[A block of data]
....

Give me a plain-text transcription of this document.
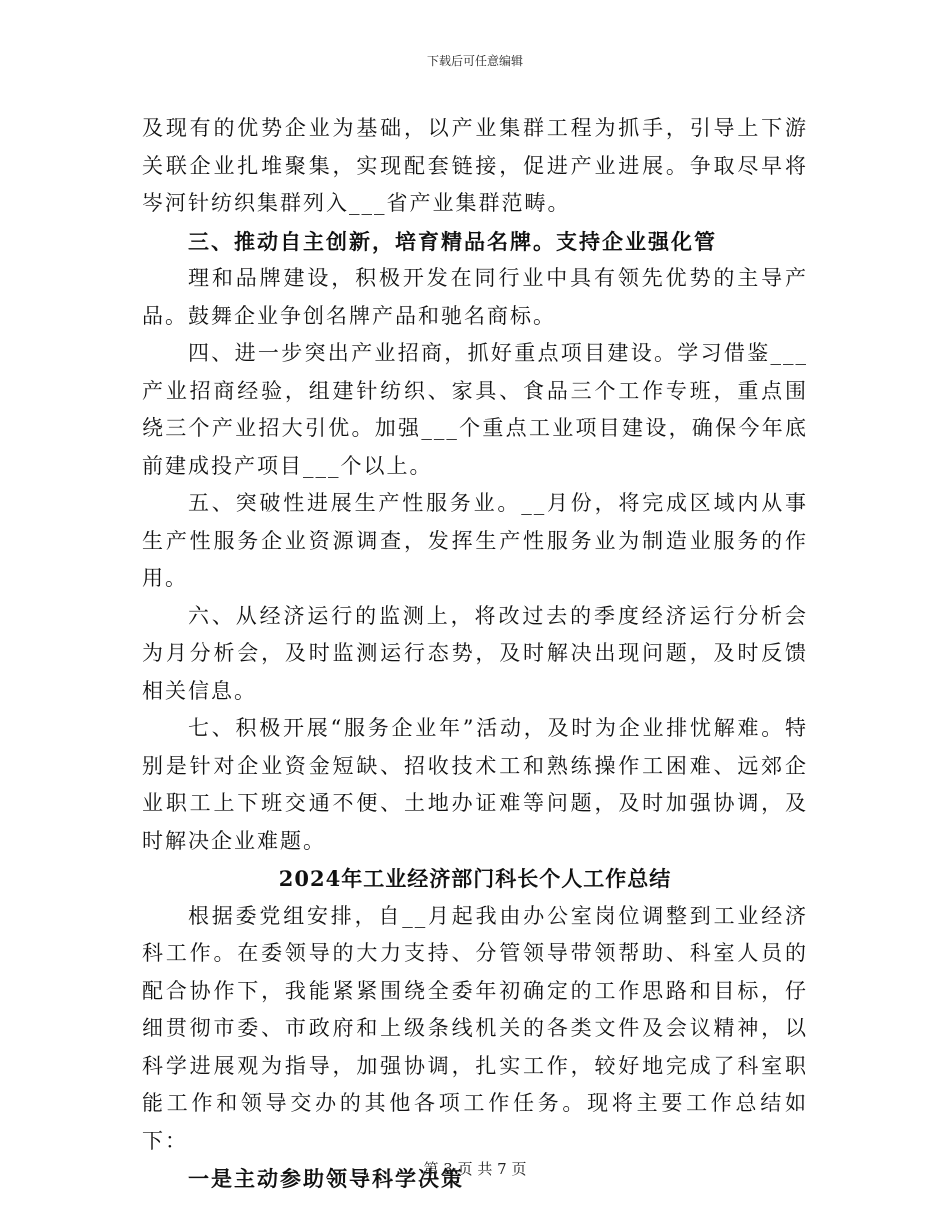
下载后可任意编辑

及现有的优势企业为基础，以产业集群工程为抓手，引导上下游关联企业扎堆聚集，实现配套链接，促进产业进展。争取尽早将岑河针纺织集群列入___省产业集群范畴。

三、推动自主创新，培育精品名牌。支持企业强化管

理和品牌建设，积极开发在同行业中具有领先优势的主导产品。鼓舞企业争创名牌产品和驰名商标。

四、进一步突出产业招商，抓好重点项目建设。学习借鉴___产业招商经验，组建针纺织、家具、食品三个工作专班，重点围绕三个产业招大引优。加强___个重点工业项目建设，确保今年底前建成投产项目___个以上。

五、突破性进展生产性服务业。__月份，将完成区域内从事生产性服务企业资源调查，发挥生产性服务业为制造业服务的作用。

六、从经济运行的监测上，将改过去的季度经济运行分析会为月分析会，及时监测运行态势，及时解决出现问题，及时反馈相关信息。

七、积极开展“服务企业年”活动，及时为企业排忧解难。特别是针对企业资金短缺、招收技术工和熟练操作工困难、远郊企业职工上下班交通不便、土地办证难等问题，及时加强协调，及时解决企业难题。

2024年工业经济部门科长个人工作总结

根据委党组安排，自__月起我由办公室岗位调整到工业经济科工作。在委领导的大力支持、分管领导带领帮助、科室人员的配合协作下，我能紧紧围绕全委年初确定的工作思路和目标，仔细贯彻市委、市政府和上级条线机关的各类文件及会议精神，以科学进展观为指导，加强协调，扎实工作，较好地完成了科室职能工作和领导交办的其他各项工作任务。现将主要工作总结如下：

一是主动参助领导科学决策

第 3 页 共 7 页
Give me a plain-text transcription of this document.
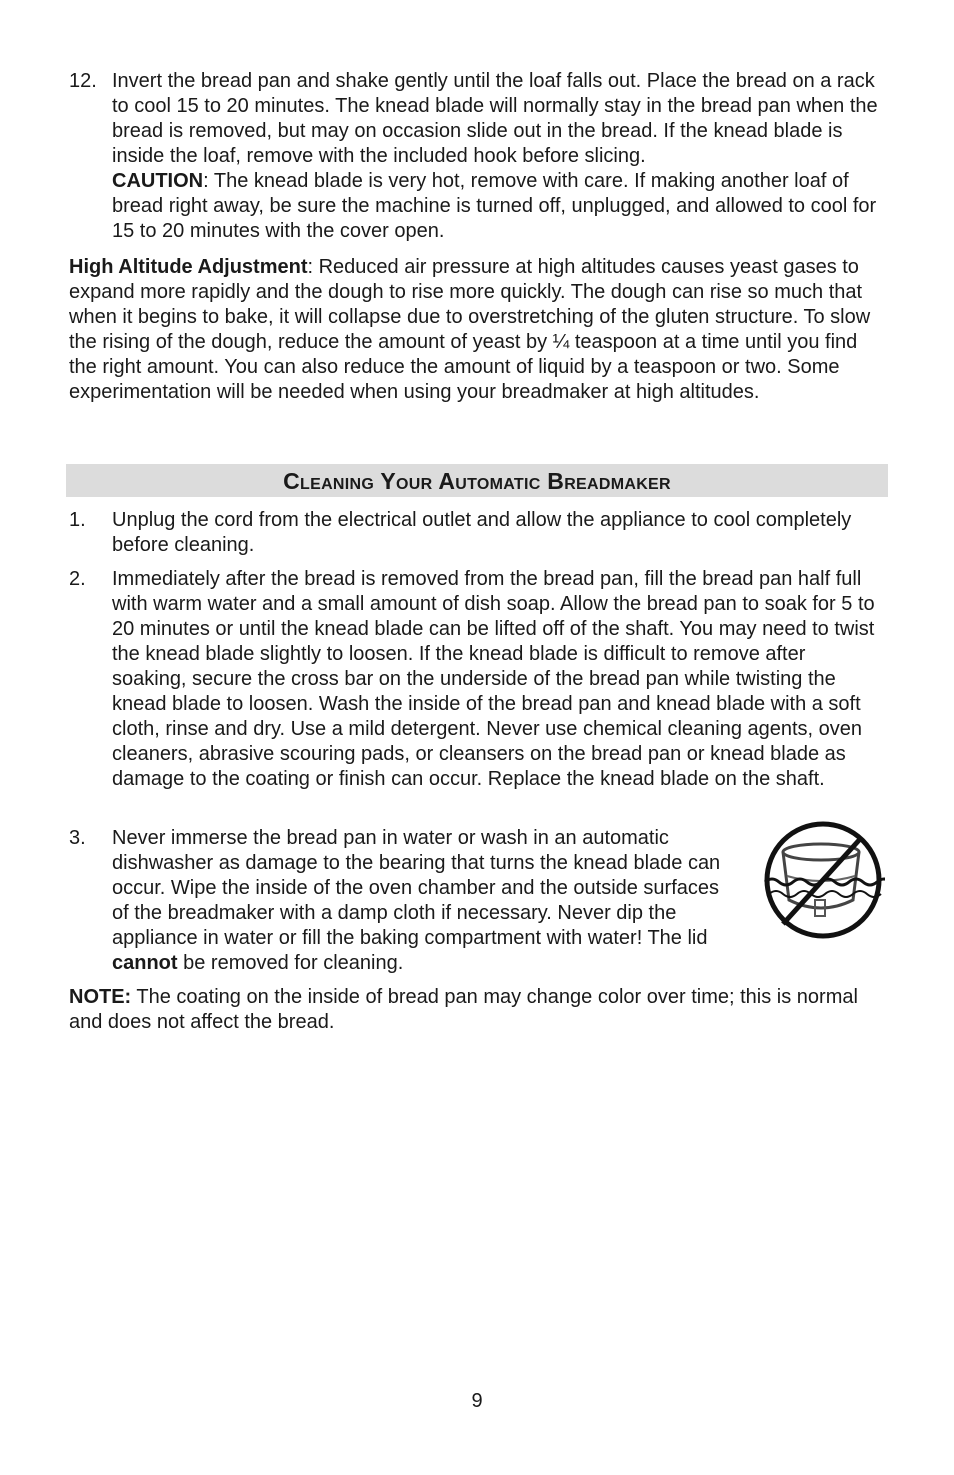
12. Invert the bread pan and shake gently until the loaf falls out. Place the bread on a rack to cool 15 to 20 minutes. The knead blade will normally stay in the bread pan when the bread is removed, but may on occasion slide out in the bread. If the knead blade is inside the loaf, remove with the included hook before slicing.
CAUTION: The knead blade is very hot, remove with care. If making another loaf of bread right away, be sure the machine is turned off, unplugged, and allowed to cool for 15 to 20 minutes with the cover open.
High Altitude Adjustment: Reduced air pressure at high altitudes causes yeast gases to expand more rapidly and the dough to rise more quickly. The dough can rise so much that when it begins to bake, it will collapse due to overstretching of the gluten structure. To slow the rising of the dough, reduce the amount of yeast by ¼ teaspoon at a time until you find the right amount. You can also reduce the amount of liquid by a teaspoon or two. Some experimentation will be needed when using your breadmaker at high altitudes.
Cleaning Your Automatic Breadmaker
1. Unplug the cord from the electrical outlet and allow the appliance to cool completely before cleaning.
2. Immediately after the bread is removed from the bread pan, fill the bread pan half full with warm water and a small amount of dish soap. Allow the bread pan to soak for 5 to 20 minutes or until the knead blade can be lifted off of the shaft. You may need to twist the knead blade slightly to loosen. If the knead blade is difficult to remove after soaking, secure the cross bar on the underside of the bread pan while twisting the knead blade to loosen. Wash the inside of the bread pan and knead blade with a soft cloth, rinse and dry. Use a mild detergent. Never use chemical cleaning agents, oven cleaners, abrasive scouring pads, or cleansers on the bread pan or knead blade as damage to the coating or finish can occur. Replace the knead blade on the shaft.
3. Never immerse the bread pan in water or wash in an automatic dishwasher as damage to the bearing that turns the knead blade can occur. Wipe the inside of the oven chamber and the outside surfaces of the breadmaker with a damp cloth if necessary. Never dip the appliance in water or fill the baking compartment with water! The lid cannot be removed for cleaning.
NOTE: The coating on the inside of bread pan may change color over time; this is normal and does not affect the bread.
9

....

=== Exercise requirements ===
Copy every entry exactly as written. Pictures are excluded.

=== Written response ===
Give me a plain-text transcription of this document.
下载后可任意编辑

及现有的优势企业为基础，以产业集群工程为抓手，引导上下游关联企业扎堆聚集，实现配套链接，促进产业进展。争取尽早将岑河针纺织集群列入___省产业集群范畴。

三、推动自主创新，培育精品名牌。支持企业强化管

理和品牌建设，积极开发在同行业中具有领先优势的主导产品。鼓舞企业争创名牌产品和驰名商标。

四、进一步突出产业招商，抓好重点项目建设。学习借鉴___产业招商经验，组建针纺织、家具、食品三个工作专班，重点围绕三个产业招大引优。加强___个重点工业项目建设，确保今年底前建成投产项目___个以上。

五、突破性进展生产性服务业。__月份，将完成区域内从事生产性服务企业资源调查，发挥生产性服务业为制造业服务的作用。

六、从经济运行的监测上，将改过去的季度经济运行分析会为月分析会，及时监测运行态势，及时解决出现问题，及时反馈相关信息。

七、积极开展“服务企业年”活动，及时为企业排忧解难。特别是针对企业资金短缺、招收技术工和熟练操作工困难、远郊企业职工上下班交通不便、土地办证难等问题，及时加强协调，及时解决企业难题。

2024年工业经济部门科长个人工作总结

根据委党组安排，自__月起我由办公室岗位调整到工业经济科工作。在委领导的大力支持、分管领导带领帮助、科室人员的配合协作下，我能紧紧围绕全委年初确定的工作思路和目标，仔细贯彻市委、市政府和上级条线机关的各类文件及会议精神，以科学进展观为指导，加强协调，扎实工作，较好地完成了科室职能工作和领导交办的其他各项工作任务。现将主要工作总结如下：

一是主动参助领导科学决策

第 3 页 共 7 页
Give me a plain-text transcription of this document.
12. Invert the bread pan and shake gently until the loaf falls out. Place the bread on a rack to cool 15 to 20 minutes. The knead blade will normally stay in the bread pan when the bread is removed, but may on occasion slide out in the bread. If the knead blade is inside the loaf, remove with the included hook before slicing.
CAUTION: The knead blade is very hot, remove with care. If making another loaf of bread right away, be sure the machine is turned off, unplugged, and allowed to cool for 15 to 20 minutes with the cover open.
High Altitude Adjustment: Reduced air pressure at high altitudes causes yeast gases to expand more rapidly and the dough to rise more quickly. The dough can rise so much that when it begins to bake, it will collapse due to overstretching of the gluten structure. To slow the rising of the dough, reduce the amount of yeast by ¼ teaspoon at a time until you find the right amount. You can also reduce the amount of liquid by a teaspoon or two. Some experimentation will be needed when using your breadmaker at high altitudes.
Cleaning Your Automatic Breadmaker
1. Unplug the cord from the electrical outlet and allow the appliance to cool completely before cleaning.
2. Immediately after the bread is removed from the bread pan, fill the bread pan half full with warm water and a small amount of dish soap. Allow the bread pan to soak for 5 to 20 minutes or until the knead blade can be lifted off of the shaft. You may need to twist the knead blade slightly to loosen. If the knead blade is difficult to remove after soaking, secure the cross bar on the underside of the bread pan while twisting the knead blade to loosen. Wash the inside of the bread pan and knead blade with a soft cloth, rinse and dry. Use a mild detergent. Never use chemical cleaning agents, oven cleaners, abrasive scouring pads, or cleansers on the bread pan or knead blade as damage to the coating or finish can occur. Replace the knead blade on the shaft.
3. Never immerse the bread pan in water or wash in an automatic dishwasher as damage to the bearing that turns the knead blade can occur. Wipe the inside of the oven chamber and the outside surfaces of the breadmaker with a damp cloth if necessary. Never dip the appliance in water or fill the baking compartment with water! The lid cannot be removed for cleaning.
NOTE: The coating on the inside of bread pan may change color over time; this is normal and does not affect the bread.
9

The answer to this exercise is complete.